• _INSTRUCTION_: Pull out every line below holding the word "type".
++++++
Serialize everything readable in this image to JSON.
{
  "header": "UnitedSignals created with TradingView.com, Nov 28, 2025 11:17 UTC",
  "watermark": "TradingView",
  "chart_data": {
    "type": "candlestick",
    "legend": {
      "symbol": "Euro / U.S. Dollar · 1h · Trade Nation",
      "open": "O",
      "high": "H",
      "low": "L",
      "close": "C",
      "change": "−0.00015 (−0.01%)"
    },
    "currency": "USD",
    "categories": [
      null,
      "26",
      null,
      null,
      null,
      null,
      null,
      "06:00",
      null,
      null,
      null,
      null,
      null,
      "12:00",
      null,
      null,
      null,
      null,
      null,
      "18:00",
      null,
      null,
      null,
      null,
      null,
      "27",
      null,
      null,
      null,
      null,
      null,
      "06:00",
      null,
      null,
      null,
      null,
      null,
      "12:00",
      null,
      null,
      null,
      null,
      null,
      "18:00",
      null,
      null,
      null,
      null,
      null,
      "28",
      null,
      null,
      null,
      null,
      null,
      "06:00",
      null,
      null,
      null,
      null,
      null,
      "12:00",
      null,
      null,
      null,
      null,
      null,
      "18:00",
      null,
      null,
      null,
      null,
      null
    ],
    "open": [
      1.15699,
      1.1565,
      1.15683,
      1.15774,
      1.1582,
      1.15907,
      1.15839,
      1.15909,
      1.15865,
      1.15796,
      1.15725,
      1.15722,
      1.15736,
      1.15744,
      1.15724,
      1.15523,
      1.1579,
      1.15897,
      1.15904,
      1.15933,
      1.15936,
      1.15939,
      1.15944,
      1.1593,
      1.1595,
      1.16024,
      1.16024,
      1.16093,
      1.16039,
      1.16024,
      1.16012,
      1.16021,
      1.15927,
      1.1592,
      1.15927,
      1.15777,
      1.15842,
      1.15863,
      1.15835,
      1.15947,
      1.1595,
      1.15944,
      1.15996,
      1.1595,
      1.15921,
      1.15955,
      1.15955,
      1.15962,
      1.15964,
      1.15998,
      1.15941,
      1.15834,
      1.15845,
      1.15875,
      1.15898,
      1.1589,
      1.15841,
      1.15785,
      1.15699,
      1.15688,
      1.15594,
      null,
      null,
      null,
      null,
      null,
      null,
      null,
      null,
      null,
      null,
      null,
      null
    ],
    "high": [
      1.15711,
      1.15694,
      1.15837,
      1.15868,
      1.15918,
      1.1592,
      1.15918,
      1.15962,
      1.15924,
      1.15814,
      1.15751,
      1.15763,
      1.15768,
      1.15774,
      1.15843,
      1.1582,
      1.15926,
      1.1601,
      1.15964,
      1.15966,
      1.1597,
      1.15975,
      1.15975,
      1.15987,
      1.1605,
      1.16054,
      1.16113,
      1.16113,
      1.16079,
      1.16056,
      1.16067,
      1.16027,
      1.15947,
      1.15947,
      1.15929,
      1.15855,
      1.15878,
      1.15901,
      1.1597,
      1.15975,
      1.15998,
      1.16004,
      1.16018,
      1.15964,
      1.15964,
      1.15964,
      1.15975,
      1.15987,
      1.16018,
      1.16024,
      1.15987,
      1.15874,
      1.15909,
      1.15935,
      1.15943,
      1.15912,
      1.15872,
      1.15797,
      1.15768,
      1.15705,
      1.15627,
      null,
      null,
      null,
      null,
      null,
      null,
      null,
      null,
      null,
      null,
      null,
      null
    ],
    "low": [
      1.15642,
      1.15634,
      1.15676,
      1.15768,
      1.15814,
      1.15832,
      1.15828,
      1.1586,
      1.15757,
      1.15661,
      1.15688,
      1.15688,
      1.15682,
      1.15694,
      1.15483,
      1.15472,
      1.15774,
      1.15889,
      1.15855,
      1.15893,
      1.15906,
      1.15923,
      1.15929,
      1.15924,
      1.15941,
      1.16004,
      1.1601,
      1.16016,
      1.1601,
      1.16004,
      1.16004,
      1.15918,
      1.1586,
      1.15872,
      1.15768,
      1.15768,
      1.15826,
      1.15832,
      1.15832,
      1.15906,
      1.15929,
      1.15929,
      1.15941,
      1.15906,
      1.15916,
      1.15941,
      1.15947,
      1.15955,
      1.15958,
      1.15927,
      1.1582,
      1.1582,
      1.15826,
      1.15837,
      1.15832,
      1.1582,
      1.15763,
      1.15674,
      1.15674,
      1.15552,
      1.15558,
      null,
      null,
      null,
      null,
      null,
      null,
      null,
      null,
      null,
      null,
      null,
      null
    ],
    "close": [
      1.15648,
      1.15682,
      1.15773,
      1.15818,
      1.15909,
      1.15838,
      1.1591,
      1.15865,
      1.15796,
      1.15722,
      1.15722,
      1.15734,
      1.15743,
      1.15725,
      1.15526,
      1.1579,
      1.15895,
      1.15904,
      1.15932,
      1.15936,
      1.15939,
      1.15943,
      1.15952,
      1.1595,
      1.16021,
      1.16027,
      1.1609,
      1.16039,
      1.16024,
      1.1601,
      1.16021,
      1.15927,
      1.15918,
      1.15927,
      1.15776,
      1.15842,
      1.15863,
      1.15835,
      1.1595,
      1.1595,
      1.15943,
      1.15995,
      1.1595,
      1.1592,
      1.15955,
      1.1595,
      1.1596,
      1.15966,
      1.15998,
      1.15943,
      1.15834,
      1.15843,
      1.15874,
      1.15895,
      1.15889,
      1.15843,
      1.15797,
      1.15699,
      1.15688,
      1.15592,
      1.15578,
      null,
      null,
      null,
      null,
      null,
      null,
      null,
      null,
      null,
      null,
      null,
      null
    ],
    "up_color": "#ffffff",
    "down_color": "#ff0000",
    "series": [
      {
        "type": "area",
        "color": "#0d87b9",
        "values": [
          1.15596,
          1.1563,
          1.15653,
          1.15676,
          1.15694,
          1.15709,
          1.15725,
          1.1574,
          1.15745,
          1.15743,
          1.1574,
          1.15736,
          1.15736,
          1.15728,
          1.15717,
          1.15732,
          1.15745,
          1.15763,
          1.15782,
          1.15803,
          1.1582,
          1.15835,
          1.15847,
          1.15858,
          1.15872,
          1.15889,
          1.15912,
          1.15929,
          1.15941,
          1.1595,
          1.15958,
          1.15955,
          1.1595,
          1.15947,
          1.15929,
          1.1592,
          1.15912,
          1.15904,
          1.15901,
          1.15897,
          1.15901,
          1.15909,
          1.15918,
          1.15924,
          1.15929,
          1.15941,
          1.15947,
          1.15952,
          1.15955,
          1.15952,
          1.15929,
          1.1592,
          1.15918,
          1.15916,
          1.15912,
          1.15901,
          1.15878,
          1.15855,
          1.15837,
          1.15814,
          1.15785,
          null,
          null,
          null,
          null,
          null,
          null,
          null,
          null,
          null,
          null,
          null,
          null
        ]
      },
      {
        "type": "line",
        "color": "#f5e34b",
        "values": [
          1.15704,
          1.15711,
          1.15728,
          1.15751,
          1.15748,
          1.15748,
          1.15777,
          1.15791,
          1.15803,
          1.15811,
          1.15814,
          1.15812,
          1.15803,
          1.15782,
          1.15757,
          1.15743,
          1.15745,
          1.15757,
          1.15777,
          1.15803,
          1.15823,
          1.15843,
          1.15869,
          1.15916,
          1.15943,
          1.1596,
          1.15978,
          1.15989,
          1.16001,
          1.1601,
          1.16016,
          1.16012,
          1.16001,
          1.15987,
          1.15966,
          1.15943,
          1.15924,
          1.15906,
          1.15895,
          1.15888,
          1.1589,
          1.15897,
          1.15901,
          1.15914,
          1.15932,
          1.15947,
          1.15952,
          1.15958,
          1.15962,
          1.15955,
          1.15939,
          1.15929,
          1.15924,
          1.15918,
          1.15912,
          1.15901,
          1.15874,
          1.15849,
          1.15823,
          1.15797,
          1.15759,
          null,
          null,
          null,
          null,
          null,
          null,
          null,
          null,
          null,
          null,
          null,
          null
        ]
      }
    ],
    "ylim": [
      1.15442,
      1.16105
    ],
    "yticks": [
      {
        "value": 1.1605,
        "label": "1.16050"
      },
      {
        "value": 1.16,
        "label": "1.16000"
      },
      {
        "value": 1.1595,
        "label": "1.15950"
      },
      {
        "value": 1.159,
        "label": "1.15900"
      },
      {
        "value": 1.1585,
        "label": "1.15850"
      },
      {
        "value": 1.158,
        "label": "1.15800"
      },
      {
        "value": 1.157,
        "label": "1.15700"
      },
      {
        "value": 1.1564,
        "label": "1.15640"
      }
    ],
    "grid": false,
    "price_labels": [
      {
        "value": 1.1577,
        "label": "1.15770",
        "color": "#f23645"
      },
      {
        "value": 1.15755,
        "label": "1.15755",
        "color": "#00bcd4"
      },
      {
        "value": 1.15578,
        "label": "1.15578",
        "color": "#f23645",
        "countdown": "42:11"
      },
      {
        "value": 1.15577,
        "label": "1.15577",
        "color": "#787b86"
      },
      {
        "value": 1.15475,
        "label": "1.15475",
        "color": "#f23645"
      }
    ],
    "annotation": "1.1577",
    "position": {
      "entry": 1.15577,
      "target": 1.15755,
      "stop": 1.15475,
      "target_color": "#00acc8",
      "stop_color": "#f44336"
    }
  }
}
++++++
• _COMPLETE RESPONSE_:
    "type": "candlestick",
        "type": "area",
        "type": "line",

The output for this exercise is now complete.